Supplied records:
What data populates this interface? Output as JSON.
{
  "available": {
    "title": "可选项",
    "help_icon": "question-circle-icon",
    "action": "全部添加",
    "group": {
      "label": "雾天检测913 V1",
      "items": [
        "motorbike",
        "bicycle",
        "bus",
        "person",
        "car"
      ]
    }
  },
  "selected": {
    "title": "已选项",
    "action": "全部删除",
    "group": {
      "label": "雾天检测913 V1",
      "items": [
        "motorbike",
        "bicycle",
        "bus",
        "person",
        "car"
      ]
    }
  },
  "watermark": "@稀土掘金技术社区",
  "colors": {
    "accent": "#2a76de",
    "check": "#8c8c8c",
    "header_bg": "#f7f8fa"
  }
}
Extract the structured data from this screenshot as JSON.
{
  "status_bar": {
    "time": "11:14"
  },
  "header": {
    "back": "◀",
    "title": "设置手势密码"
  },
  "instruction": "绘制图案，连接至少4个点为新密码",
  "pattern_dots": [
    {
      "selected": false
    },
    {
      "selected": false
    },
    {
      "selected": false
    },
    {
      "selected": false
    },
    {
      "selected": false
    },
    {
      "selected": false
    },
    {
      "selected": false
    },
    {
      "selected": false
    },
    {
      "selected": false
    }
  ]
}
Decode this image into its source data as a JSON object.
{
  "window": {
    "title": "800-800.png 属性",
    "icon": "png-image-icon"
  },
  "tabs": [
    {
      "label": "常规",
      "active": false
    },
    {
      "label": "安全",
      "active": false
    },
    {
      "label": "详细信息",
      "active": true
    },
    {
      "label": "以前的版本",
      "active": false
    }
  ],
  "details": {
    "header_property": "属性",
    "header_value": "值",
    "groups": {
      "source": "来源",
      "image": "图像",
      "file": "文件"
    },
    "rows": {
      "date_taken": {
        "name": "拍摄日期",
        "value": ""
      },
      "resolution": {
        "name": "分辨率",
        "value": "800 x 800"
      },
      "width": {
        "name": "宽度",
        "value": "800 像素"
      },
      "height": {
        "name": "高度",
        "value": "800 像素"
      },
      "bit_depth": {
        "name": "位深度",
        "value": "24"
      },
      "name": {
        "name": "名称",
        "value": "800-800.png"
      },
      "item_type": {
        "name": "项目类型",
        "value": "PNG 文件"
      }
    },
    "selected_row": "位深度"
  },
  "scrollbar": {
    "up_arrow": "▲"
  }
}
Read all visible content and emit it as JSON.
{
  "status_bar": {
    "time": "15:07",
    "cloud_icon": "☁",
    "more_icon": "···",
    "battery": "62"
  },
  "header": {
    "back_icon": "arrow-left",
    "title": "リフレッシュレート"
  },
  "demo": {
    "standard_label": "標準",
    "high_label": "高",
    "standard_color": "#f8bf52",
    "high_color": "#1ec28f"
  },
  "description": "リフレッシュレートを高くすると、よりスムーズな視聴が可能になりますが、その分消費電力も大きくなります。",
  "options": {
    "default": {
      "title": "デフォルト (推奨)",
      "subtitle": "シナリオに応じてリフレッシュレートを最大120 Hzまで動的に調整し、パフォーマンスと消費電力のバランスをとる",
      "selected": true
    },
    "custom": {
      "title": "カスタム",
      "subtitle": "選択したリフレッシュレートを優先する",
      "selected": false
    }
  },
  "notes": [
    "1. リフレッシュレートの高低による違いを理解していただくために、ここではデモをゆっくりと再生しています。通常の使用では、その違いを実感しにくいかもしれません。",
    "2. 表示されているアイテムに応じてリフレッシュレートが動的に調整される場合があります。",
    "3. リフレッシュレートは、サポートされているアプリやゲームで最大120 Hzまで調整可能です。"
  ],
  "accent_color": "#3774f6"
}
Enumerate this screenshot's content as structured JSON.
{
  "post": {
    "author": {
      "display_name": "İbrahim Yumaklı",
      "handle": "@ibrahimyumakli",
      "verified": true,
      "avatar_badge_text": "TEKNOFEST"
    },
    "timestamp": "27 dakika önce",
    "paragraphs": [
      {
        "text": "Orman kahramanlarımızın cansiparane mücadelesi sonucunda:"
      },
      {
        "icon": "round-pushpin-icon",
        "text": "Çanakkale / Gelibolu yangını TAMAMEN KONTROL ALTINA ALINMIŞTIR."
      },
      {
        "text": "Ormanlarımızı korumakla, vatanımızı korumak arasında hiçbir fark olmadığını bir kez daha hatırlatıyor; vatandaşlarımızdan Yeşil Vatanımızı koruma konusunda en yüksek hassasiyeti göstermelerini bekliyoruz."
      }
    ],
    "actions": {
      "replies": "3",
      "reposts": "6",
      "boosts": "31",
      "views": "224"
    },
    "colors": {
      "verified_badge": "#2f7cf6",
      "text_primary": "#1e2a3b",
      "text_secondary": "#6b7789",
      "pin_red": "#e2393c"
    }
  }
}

Stated exercise:
Take the material above and return all of it exactly.

Written response:
What data populates this interface? Output as JSON.
{
  "available": {
    "title": "可选项",
    "help_icon": "question-circle-icon",
    "action": "全部添加",
    "group": {
      "label": "雾天检测913 V1",
      "items": [
        "motorbike",
        "bicycle",
        "bus",
        "person",
        "car"
      ]
    }
  },
  "selected": {
    "title": "已选项",
    "action": "全部删除",
    "group": {
      "label": "雾天检测913 V1",
      "items": [
        "motorbike",
        "bicycle",
        "bus",
        "person",
        "car"
      ]
    }
  },
  "watermark": "@稀土掘金技术社区",
  "colors": {
    "accent": "#2a76de",
    "check": "#8c8c8c",
    "header_bg": "#f7f8fa"
  }
}
Extract the structured data from this screenshot as JSON.
{
  "status_bar": {
    "time": "11:14"
  },
  "header": {
    "back": "◀",
    "title": "设置手势密码"
  },
  "instruction": "绘制图案，连接至少4个点为新密码",
  "pattern_dots": [
    {
      "selected": false
    },
    {
      "selected": false
    },
    {
      "selected": false
    },
    {
      "selected": false
    },
    {
      "selected": false
    },
    {
      "selected": false
    },
    {
      "selected": false
    },
    {
      "selected": false
    },
    {
      "selected": false
    }
  ]
}
Decode this image into its source data as a JSON object.
{
  "window": {
    "title": "800-800.png 属性",
    "icon": "png-image-icon"
  },
  "tabs": [
    {
      "label": "常规",
      "active": false
    },
    {
      "label": "安全",
      "active": false
    },
    {
      "label": "详细信息",
      "active": true
    },
    {
      "label": "以前的版本",
      "active": false
    }
  ],
  "details": {
    "header_property": "属性",
    "header_value": "值",
    "groups": {
      "source": "来源",
      "image": "图像",
      "file": "文件"
    },
    "rows": {
      "date_taken": {
        "name": "拍摄日期",
        "value": ""
      },
      "resolution": {
        "name": "分辨率",
        "value": "800 x 800"
      },
      "width": {
        "name": "宽度",
        "value": "800 像素"
      },
      "height": {
        "name": "高度",
        "value": "800 像素"
      },
      "bit_depth": {
        "name": "位深度",
        "value": "24"
      },
      "name": {
        "name": "名称",
        "value": "800-800.png"
      },
      "item_type": {
        "name": "项目类型",
        "value": "PNG 文件"
      }
    },
    "selected_row": "位深度"
  },
  "scrollbar": {
    "up_arrow": "▲"
  }
}
Read all visible content and emit it as JSON.
{
  "status_bar": {
    "time": "15:07",
    "cloud_icon": "☁",
    "more_icon": "···",
    "battery": "62"
  },
  "header": {
    "back_icon": "arrow-left",
    "title": "リフレッシュレート"
  },
  "demo": {
    "standard_label": "標準",
    "high_label": "高",
    "standard_color": "#f8bf52",
    "high_color": "#1ec28f"
  },
  "description": "リフレッシュレートを高くすると、よりスムーズな視聴が可能になりますが、その分消費電力も大きくなります。",
  "options": {
    "default": {
      "title": "デフォルト (推奨)",
      "subtitle": "シナリオに応じてリフレッシュレートを最大120 Hzまで動的に調整し、パフォーマンスと消費電力のバランスをとる",
      "selected": true
    },
    "custom": {
      "title": "カスタム",
      "subtitle": "選択したリフレッシュレートを優先する",
      "selected": false
    }
  },
  "notes": [
    "1. リフレッシュレートの高低による違いを理解していただくために、ここではデモをゆっくりと再生しています。通常の使用では、その違いを実感しにくいかもしれません。",
    "2. 表示されているアイテムに応じてリフレッシュレートが動的に調整される場合があります。",
    "3. リフレッシュレートは、サポートされているアプリやゲームで最大120 Hzまで調整可能です。"
  ],
  "accent_color": "#3774f6"
}
Enumerate this screenshot's content as structured JSON.
{
  "post": {
    "author": {
      "display_name": "İbrahim Yumaklı",
      "handle": "@ibrahimyumakli",
      "verified": true,
      "avatar_badge_text": "TEKNOFEST"
    },
    "timestamp": "27 dakika önce",
    "paragraphs": [
      {
        "text": "Orman kahramanlarımızın cansiparane mücadelesi sonucunda:"
      },
      {
        "icon": "round-pushpin-icon",
        "text": "Çanakkale / Gelibolu yangını TAMAMEN KONTROL ALTINA ALINMIŞTIR."
      },
      {
        "text": "Ormanlarımızı korumakla, vatanımızı korumak arasında hiçbir fark olmadığını bir kez daha hatırlatıyor; vatandaşlarımızdan Yeşil Vatanımızı koruma konusunda en yüksek hassasiyeti göstermelerini bekliyoruz."
      }
    ],
    "actions": {
      "replies": "3",
      "reposts": "6",
      "boosts": "31",
      "views": "224"
    },
    "colors": {
      "verified_badge": "#2f7cf6",
      "text_primary": "#1e2a3b",
      "text_secondary": "#6b7789",
      "pin_red": "#e2393c"
    }
  }
}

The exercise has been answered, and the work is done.